> **Dataset extract**:
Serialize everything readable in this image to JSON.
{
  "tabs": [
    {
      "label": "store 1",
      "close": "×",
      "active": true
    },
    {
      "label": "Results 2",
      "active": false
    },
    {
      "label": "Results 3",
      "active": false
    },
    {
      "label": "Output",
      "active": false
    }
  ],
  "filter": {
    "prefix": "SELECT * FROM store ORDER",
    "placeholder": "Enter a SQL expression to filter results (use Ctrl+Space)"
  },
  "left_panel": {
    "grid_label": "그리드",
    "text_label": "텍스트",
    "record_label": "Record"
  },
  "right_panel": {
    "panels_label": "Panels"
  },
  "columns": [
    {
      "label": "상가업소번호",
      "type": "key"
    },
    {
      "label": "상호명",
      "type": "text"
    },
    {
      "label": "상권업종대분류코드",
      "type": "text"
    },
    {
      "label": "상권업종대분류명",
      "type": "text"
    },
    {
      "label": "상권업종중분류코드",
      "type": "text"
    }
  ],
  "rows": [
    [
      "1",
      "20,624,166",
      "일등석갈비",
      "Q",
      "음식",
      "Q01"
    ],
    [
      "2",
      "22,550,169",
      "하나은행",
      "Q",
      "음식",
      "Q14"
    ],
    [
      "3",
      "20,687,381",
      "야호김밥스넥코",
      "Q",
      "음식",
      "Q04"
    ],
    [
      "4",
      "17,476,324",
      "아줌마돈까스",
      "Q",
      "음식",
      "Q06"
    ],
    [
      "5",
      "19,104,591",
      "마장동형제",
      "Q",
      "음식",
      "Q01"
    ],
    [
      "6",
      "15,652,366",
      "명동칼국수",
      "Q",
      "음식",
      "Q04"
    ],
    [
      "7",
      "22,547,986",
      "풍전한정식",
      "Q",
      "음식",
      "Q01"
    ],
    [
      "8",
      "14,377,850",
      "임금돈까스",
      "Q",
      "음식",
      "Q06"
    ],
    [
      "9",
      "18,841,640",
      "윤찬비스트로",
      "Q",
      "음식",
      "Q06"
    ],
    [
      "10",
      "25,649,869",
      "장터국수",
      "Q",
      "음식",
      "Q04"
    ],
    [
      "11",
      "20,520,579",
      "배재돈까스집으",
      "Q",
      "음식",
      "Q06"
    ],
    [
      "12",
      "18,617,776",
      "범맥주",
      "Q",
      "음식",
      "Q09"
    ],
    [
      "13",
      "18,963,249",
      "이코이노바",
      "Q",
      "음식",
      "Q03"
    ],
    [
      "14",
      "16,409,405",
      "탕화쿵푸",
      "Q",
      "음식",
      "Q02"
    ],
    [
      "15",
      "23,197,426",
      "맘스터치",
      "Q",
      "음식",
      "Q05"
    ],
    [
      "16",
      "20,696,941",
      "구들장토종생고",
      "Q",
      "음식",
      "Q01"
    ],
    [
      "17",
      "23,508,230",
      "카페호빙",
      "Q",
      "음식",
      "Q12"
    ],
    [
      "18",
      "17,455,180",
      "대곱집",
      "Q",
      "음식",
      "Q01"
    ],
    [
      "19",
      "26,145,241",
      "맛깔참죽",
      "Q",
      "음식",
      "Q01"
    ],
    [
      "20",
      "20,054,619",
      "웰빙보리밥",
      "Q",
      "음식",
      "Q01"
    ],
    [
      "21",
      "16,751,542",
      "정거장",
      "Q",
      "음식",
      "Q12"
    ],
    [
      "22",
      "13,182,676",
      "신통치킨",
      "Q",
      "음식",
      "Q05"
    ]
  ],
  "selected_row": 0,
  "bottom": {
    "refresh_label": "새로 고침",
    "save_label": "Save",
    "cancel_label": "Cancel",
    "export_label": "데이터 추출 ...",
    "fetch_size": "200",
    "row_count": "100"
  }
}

> **What is being asked**:
Every record shown above should be written out again exactly.

> **The output**:
Serialize everything readable in this image to JSON.
{
  "tabs": [
    {
      "label": "store 1",
      "close": "×",
      "active": true
    },
    {
      "label": "Results 2",
      "active": false
    },
    {
      "label": "Results 3",
      "active": false
    },
    {
      "label": "Output",
      "active": false
    }
  ],
  "filter": {
    "prefix": "SELECT * FROM store ORDER",
    "placeholder": "Enter a SQL expression to filter results (use Ctrl+Space)"
  },
  "left_panel": {
    "grid_label": "그리드",
    "text_label": "텍스트",
    "record_label": "Record"
  },
  "right_panel": {
    "panels_label": "Panels"
  },
  "columns": [
    {
      "label": "상가업소번호",
      "type": "key"
    },
    {
      "label": "상호명",
      "type": "text"
    },
    {
      "label": "상권업종대분류코드",
      "type": "text"
    },
    {
      "label": "상권업종대분류명",
      "type": "text"
    },
    {
      "label": "상권업종중분류코드",
      "type": "text"
    }
  ],
  "rows": [
    [
      "1",
      "20,624,166",
      "일등석갈비",
      "Q",
      "음식",
      "Q01"
    ],
    [
      "2",
      "22,550,169",
      "하나은행",
      "Q",
      "음식",
      "Q14"
    ],
    [
      "3",
      "20,687,381",
      "야호김밥스넥코",
      "Q",
      "음식",
      "Q04"
    ],
    [
      "4",
      "17,476,324",
      "아줌마돈까스",
      "Q",
      "음식",
      "Q06"
    ],
    [
      "5",
      "19,104,591",
      "마장동형제",
      "Q",
      "음식",
      "Q01"
    ],
    [
      "6",
      "15,652,366",
      "명동칼국수",
      "Q",
      "음식",
      "Q04"
    ],
    [
      "7",
      "22,547,986",
      "풍전한정식",
      "Q",
      "음식",
      "Q01"
    ],
    [
      "8",
      "14,377,850",
      "임금돈까스",
      "Q",
      "음식",
      "Q06"
    ],
    [
      "9",
      "18,841,640",
      "윤찬비스트로",
      "Q",
      "음식",
      "Q06"
    ],
    [
      "10",
      "25,649,869",
      "장터국수",
      "Q",
      "음식",
      "Q04"
    ],
    [
      "11",
      "20,520,579",
      "배재돈까스집으",
      "Q",
      "음식",
      "Q06"
    ],
    [
      "12",
      "18,617,776",
      "범맥주",
      "Q",
      "음식",
      "Q09"
    ],
    [
      "13",
      "18,963,249",
      "이코이노바",
      "Q",
      "음식",
      "Q03"
    ],
    [
      "14",
      "16,409,405",
      "탕화쿵푸",
      "Q",
      "음식",
      "Q02"
    ],
    [
      "15",
      "23,197,426",
      "맘스터치",
      "Q",
      "음식",
      "Q05"
    ],
    [
      "16",
      "20,696,941",
      "구들장토종생고",
      "Q",
      "음식",
      "Q01"
    ],
    [
      "17",
      "23,508,230",
      "카페호빙",
      "Q",
      "음식",
      "Q12"
    ],
    [
      "18",
      "17,455,180",
      "대곱집",
      "Q",
      "음식",
      "Q01"
    ],
    [
      "19",
      "26,145,241",
      "맛깔참죽",
      "Q",
      "음식",
      "Q01"
    ],
    [
      "20",
      "20,054,619",
      "웰빙보리밥",
      "Q",
      "음식",
      "Q01"
    ],
    [
      "21",
      "16,751,542",
      "정거장",
      "Q",
      "음식",
      "Q12"
    ],
    [
      "22",
      "13,182,676",
      "신통치킨",
      "Q",
      "음식",
      "Q05"
    ]
  ],
  "selected_row": 0,
  "bottom": {
    "refresh_label": "새로 고침",
    "save_label": "Save",
    "cancel_label": "Cancel",
    "export_label": "데이터 추출 ...",
    "fetch_size": "200",
    "row_count": "100"
  }
}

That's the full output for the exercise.